** START OF Data to process **

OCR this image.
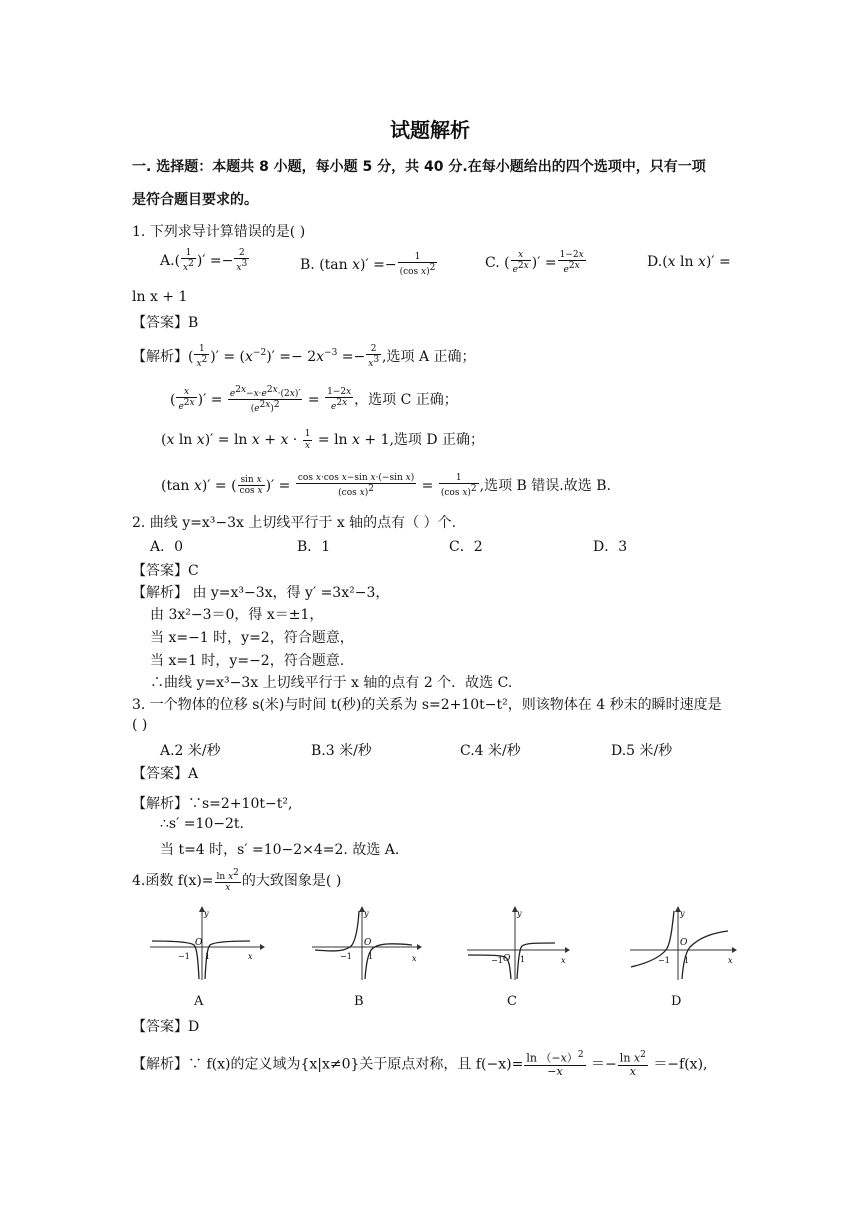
试题解析
一. 选择题：本题共 8 小题，每小题 5 分，共 40 分.在每小题给出的四个选项中，只有一项
是符合题目要求的。
1. 下列求导计算错误的是( )
$A.( \frac{1}{x^2}$ )′ =− $\frac{2}{x^3}$	B. (tan $x)' =- \frac{1}{(\cos x)^2}$	C. ( $\frac{x}{e^{2x}}$ )′ = $\frac{1-2x}{e^{2x}}$	D.(x ln x)′ =
ln x + 1
【答案】B
【解析】( $\frac{1}{x^2}$ )′ = $(x^{-2})' =- 2x^{-3} =- \frac{2}{x^3}$ ,选项 A 正确；
( $\frac{x}{e^{2x}}$ )′ = $\frac{e^{2x}-x\cdot e^{2x}\cdot(2x)'}{(e^{2x})^2} = \frac{1-2x}{e^{2x}}$ ，选项 C 正确；
(x $\ln x)' = \ln x + x \cdot \frac{1}{x} = \ln x + 1$,选项 D 正确；
(tan x)′ = ( $\frac{\text{sin x}}{\text{cos x}}$ )′ = $\frac{\text{cos x·cos x−sin x·(−sin x)}}{(\cos x)^2} = \frac{1}{(\cos x)^2}$ ,选项 B 错误.故选 B.
2. 曲线 y=x³−3x 上切线平行于 x 轴的点有（ ）个.
A．0	B．1	C．2	D．3
【答案】C
【解析】 由 y=x³−3x，得 y′ =3x²−3，
由 3x²−3＝0，得 x＝±1，
当 x=−1 时，y=2，符合题意，
当 x=1 时，y=−2，符合题意.
∴曲线 y=x³−3x 上切线平行于 x 轴的点有 2 个．故选 C.
3. 一个物体的位移 s(米)与时间 t(秒)的关系为 s=2+10t−t²，则该物体在 4 秒末的瞬时速度是
( )
A.2 米/秒	B.3 米/秒	C.4 米/秒	D.5 米/秒
【答案】A
【解析】∵s=2+10t−t²,
∴s′ =10−2t.
当 t=4 时，s′ =10−2×4=2. 故选 A.
4.函数 $f(x)= \frac{\ln x^2}{x}$ 的大致图象是( )
y
x
O
−1 1
A
y
x
O
−1 1
B
y
x
O
−1 1
C
y
x
O
−1 1
D
【答案】D
【解析】∵ f(x)的定义域为{x|x≠0}关于原点对称，且 $f(-x)= \frac{\ln (-x)^2}{-x} =- \frac{\ln x^2}{x} =-f(x)$,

** END OF Data to process **

Written task:
Output an exact copy of the material, with the pictures removed.

Task solution:
OCR this image.
试题解析
一. 选择题：本题共 8 小题，每小题 5 分，共 40 分.在每小题给出的四个选项中，只有一项
是符合题目要求的。
1. 下列求导计算错误的是( )
$A.( \frac{1}{x^2}$ )′ =− $\frac{2}{x^3}$	B. (tan $x)' =- \frac{1}{(\cos x)^2}$	C. ( $\frac{x}{e^{2x}}$ )′ = $\frac{1-2x}{e^{2x}}$	D.(x ln x)′ =
ln x + 1
【答案】B
【解析】( $\frac{1}{x^2}$ )′ = $(x^{-2})' =- 2x^{-3} =- \frac{2}{x^3}$ ,选项 A 正确；
( $\frac{x}{e^{2x}}$ )′ = $\frac{e^{2x}-x\cdot e^{2x}\cdot(2x)'}{(e^{2x})^2} = \frac{1-2x}{e^{2x}}$ ，选项 C 正确；
(x $\ln x)' = \ln x + x \cdot \frac{1}{x} = \ln x + 1$,选项 D 正确；
(tan x)′ = ( $\frac{\text{sin x}}{\text{cos x}}$ )′ = $\frac{\text{cos x·cos x−sin x·(−sin x)}}{(\cos x)^2} = \frac{1}{(\cos x)^2}$ ,选项 B 错误.故选 B.
2. 曲线 y=x³−3x 上切线平行于 x 轴的点有（ ）个.
A．0	B．1	C．2	D．3
【答案】C
【解析】 由 y=x³−3x，得 y′ =3x²−3，
由 3x²−3＝0，得 x＝±1，
当 x=−1 时，y=2，符合题意，
当 x=1 时，y=−2，符合题意.
∴曲线 y=x³−3x 上切线平行于 x 轴的点有 2 个．故选 C.
3. 一个物体的位移 s(米)与时间 t(秒)的关系为 s=2+10t−t²，则该物体在 4 秒末的瞬时速度是
( )
A.2 米/秒	B.3 米/秒	C.4 米/秒	D.5 米/秒
【答案】A
【解析】∵s=2+10t−t²,
∴s′ =10−2t.
当 t=4 时，s′ =10−2×4=2. 故选 A.
4.函数 $f(x)= \frac{\ln x^2}{x}$ 的大致图象是( )
y
x
O
−1 1
A
y
x
O
−1 1
B
y
x
O
−1 1
C
y
x
O
−1 1
D
【答案】D
【解析】∵ f(x)的定义域为{x|x≠0}关于原点对称，且 $f(-x)= \frac{\ln (-x)^2}{-x} =- \frac{\ln x^2}{x} =-f(x)$,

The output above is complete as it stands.